- [GIVEN EXERCISE]:
How many lines of these records hold the string "type"? Reply with the number alone.

- [Data entries for graphics]:
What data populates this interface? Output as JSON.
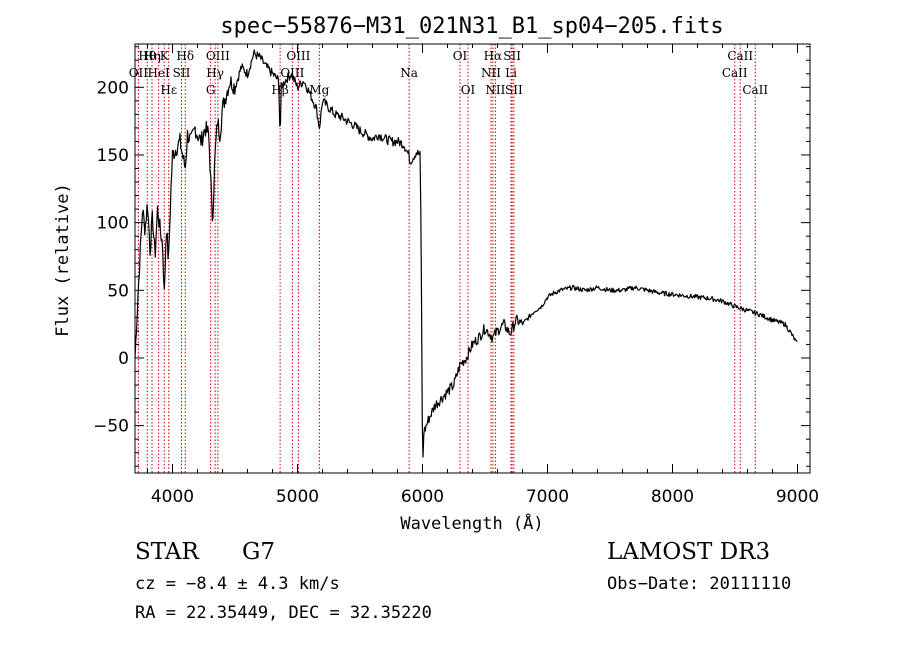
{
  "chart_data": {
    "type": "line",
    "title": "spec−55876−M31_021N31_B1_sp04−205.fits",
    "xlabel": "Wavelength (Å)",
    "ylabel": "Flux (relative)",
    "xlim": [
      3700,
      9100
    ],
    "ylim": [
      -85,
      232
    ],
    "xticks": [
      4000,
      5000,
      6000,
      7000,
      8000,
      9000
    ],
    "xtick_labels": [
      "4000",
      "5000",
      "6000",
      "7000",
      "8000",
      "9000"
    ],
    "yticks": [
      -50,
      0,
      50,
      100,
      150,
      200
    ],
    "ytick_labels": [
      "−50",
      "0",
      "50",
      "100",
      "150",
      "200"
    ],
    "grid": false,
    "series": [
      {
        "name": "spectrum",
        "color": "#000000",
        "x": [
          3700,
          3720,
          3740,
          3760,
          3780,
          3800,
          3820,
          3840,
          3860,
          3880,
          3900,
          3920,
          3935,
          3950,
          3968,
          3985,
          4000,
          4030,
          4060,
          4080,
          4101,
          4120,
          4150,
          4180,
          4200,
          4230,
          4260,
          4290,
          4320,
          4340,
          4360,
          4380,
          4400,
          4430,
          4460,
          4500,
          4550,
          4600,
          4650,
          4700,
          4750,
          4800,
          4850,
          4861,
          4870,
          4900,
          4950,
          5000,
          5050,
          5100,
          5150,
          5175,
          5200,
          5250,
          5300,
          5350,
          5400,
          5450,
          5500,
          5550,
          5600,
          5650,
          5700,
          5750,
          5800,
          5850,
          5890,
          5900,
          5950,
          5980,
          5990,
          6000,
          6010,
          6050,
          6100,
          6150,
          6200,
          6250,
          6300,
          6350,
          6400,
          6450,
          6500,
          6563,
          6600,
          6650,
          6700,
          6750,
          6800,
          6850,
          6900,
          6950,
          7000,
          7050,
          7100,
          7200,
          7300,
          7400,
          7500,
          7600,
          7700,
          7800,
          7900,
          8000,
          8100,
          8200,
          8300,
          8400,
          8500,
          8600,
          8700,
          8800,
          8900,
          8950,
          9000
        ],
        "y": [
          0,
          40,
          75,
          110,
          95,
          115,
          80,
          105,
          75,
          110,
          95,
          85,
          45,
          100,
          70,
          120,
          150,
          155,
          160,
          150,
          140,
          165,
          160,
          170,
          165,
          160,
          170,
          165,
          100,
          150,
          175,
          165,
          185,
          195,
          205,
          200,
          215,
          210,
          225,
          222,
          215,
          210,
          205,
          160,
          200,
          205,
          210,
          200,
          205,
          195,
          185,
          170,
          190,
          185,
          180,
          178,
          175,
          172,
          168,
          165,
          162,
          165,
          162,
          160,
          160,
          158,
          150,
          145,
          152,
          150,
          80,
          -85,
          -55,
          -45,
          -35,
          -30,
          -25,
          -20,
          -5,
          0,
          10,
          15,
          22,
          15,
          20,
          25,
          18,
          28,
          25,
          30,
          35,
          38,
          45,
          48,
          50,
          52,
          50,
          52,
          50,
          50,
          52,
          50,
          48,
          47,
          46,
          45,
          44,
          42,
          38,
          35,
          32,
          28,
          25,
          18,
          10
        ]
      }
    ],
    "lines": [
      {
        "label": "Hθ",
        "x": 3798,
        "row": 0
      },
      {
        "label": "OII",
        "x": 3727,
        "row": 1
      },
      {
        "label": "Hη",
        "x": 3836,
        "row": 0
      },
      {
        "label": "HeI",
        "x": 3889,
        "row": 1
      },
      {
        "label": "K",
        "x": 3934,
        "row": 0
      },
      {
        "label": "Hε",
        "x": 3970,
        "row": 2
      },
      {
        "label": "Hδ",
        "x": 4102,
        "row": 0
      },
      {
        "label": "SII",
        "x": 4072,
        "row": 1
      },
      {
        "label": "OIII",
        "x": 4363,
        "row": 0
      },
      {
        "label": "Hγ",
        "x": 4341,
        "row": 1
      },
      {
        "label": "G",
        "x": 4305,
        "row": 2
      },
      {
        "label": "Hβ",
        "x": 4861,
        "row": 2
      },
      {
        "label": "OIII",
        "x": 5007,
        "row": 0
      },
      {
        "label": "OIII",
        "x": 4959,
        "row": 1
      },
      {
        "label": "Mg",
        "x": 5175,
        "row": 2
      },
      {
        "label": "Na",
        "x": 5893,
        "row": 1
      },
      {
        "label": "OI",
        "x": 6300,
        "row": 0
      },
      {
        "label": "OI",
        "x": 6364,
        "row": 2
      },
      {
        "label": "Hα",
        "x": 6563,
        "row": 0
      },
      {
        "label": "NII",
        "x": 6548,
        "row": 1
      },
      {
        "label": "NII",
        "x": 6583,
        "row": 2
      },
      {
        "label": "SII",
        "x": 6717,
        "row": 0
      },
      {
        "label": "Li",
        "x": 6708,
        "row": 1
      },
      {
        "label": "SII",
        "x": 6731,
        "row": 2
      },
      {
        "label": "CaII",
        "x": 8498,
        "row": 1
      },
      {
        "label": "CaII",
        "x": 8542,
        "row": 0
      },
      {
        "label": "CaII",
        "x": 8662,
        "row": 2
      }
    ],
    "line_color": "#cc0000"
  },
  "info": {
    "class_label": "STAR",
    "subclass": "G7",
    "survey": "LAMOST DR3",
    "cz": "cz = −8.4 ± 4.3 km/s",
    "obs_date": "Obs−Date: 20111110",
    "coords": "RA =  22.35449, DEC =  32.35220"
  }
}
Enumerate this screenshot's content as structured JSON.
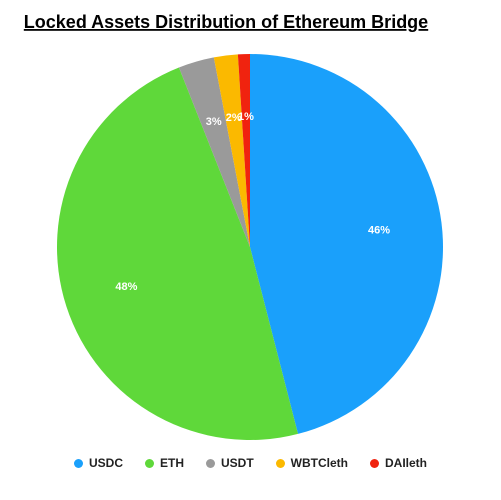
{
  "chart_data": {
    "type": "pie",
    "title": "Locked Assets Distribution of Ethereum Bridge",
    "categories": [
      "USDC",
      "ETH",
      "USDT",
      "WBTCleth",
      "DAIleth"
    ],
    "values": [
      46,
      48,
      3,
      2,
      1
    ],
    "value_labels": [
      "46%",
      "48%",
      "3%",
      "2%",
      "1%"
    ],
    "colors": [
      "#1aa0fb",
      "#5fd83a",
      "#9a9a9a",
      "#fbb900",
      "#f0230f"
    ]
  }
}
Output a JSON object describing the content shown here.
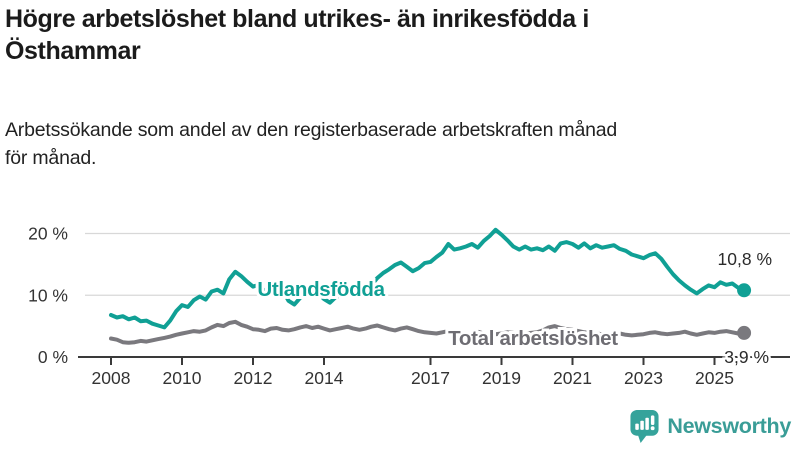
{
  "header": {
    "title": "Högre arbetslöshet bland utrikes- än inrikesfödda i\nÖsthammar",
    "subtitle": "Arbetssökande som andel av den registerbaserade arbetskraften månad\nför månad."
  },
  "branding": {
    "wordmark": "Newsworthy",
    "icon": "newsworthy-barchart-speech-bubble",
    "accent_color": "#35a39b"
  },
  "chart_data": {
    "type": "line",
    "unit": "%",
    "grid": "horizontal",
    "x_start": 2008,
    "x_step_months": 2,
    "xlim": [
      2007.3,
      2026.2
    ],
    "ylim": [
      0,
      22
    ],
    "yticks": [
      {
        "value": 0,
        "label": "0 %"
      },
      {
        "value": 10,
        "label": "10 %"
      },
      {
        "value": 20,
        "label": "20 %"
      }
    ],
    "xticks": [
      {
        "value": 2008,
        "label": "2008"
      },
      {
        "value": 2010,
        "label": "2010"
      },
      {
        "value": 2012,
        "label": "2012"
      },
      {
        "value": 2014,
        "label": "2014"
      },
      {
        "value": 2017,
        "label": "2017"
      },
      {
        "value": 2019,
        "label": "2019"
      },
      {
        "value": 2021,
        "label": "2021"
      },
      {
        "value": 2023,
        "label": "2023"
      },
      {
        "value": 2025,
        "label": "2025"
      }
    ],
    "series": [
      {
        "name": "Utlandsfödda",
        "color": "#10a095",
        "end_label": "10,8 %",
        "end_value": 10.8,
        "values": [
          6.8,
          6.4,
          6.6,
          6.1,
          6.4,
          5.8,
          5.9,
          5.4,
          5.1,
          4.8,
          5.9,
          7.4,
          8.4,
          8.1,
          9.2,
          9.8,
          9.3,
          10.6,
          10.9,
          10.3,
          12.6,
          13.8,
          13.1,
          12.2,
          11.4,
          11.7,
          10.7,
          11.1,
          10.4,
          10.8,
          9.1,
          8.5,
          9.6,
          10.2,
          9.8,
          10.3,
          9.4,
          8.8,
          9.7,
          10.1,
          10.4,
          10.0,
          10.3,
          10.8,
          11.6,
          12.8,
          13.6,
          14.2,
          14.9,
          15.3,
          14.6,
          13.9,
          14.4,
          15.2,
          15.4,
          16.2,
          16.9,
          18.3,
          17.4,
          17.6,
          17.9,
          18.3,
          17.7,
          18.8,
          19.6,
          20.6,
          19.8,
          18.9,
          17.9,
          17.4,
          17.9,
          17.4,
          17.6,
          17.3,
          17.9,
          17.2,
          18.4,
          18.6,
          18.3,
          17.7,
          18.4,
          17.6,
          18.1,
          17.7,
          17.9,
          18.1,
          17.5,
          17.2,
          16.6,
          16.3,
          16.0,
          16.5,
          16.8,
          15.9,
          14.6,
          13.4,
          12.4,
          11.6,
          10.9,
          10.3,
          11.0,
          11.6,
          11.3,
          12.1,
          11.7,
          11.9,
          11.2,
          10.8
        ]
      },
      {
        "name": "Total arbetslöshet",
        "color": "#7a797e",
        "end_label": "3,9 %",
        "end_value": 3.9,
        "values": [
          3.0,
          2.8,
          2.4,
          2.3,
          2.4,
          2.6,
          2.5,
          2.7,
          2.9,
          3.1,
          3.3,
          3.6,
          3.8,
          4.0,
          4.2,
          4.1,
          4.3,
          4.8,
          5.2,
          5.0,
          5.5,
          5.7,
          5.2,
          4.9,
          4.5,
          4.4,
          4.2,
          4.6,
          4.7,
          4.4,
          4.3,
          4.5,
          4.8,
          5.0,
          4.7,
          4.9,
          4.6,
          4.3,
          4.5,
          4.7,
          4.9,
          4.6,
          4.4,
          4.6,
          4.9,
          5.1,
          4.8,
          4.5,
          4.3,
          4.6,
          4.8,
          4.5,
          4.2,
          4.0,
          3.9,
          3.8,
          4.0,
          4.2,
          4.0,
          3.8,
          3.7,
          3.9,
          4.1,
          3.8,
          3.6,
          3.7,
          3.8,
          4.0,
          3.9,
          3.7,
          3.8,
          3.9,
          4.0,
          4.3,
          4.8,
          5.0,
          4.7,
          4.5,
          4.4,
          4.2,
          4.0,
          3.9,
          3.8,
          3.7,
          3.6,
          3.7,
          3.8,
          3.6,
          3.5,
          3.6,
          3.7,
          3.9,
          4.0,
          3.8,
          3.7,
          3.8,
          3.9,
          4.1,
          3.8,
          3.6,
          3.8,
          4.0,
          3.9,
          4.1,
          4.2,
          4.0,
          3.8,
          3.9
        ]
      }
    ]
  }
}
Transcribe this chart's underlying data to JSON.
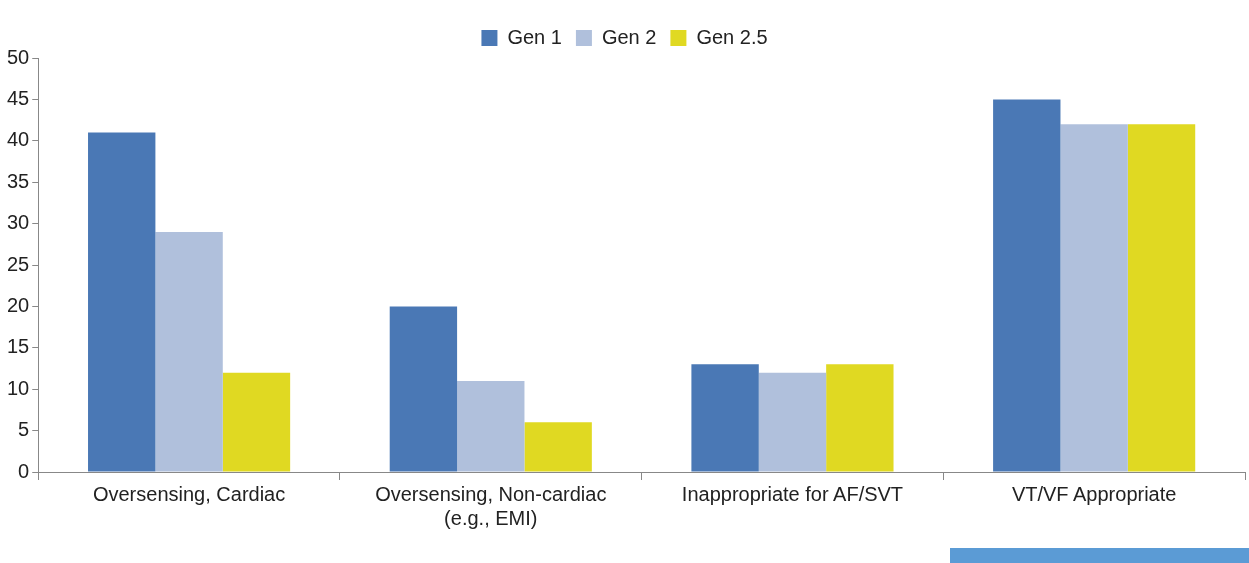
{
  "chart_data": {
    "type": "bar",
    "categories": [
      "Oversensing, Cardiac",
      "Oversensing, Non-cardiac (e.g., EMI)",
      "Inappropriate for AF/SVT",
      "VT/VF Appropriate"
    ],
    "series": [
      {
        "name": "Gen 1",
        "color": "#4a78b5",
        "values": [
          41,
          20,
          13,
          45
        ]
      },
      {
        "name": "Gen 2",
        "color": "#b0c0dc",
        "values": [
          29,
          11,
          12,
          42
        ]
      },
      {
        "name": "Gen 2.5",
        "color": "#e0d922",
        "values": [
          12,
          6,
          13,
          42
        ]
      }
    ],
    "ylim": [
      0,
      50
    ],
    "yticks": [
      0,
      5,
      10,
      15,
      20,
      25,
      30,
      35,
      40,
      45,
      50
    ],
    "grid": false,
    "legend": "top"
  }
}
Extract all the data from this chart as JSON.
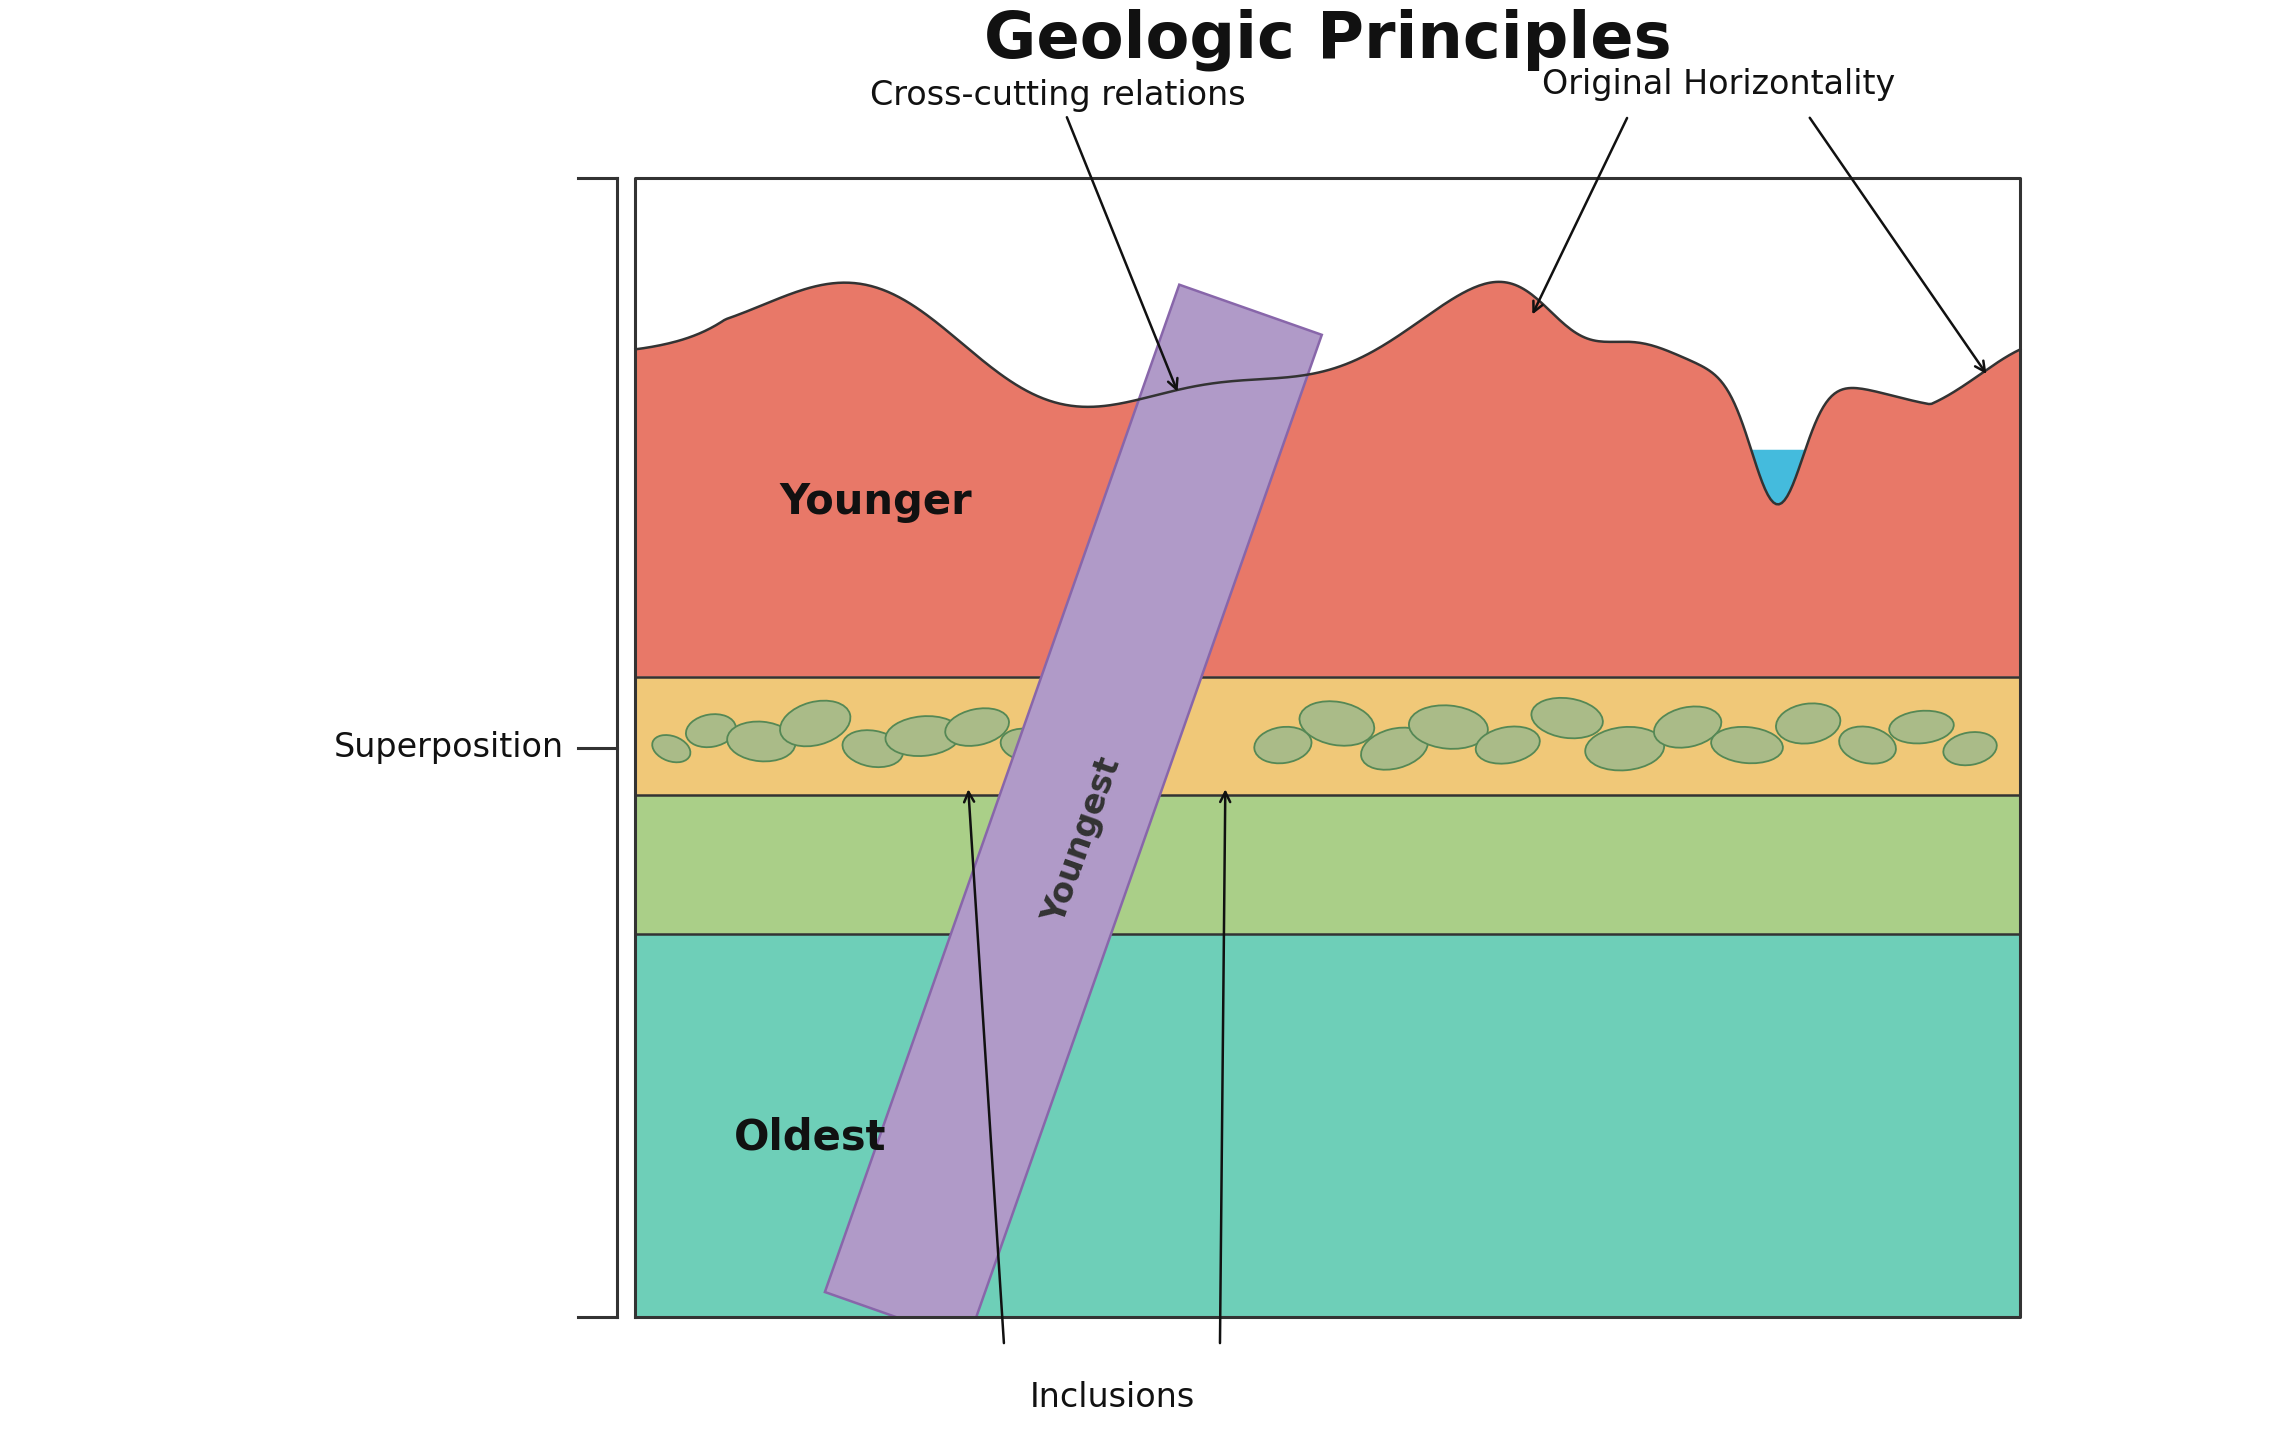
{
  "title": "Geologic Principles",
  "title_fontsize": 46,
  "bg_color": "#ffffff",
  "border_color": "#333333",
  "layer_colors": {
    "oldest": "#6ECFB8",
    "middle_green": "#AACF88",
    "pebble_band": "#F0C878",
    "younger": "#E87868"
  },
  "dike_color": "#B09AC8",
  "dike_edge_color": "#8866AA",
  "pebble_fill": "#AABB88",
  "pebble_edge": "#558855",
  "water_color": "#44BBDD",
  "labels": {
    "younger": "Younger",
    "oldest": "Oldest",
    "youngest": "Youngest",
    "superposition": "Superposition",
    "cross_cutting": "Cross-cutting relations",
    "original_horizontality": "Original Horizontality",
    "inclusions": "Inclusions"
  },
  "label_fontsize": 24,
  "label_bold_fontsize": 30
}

- [THE ANSWER]:
4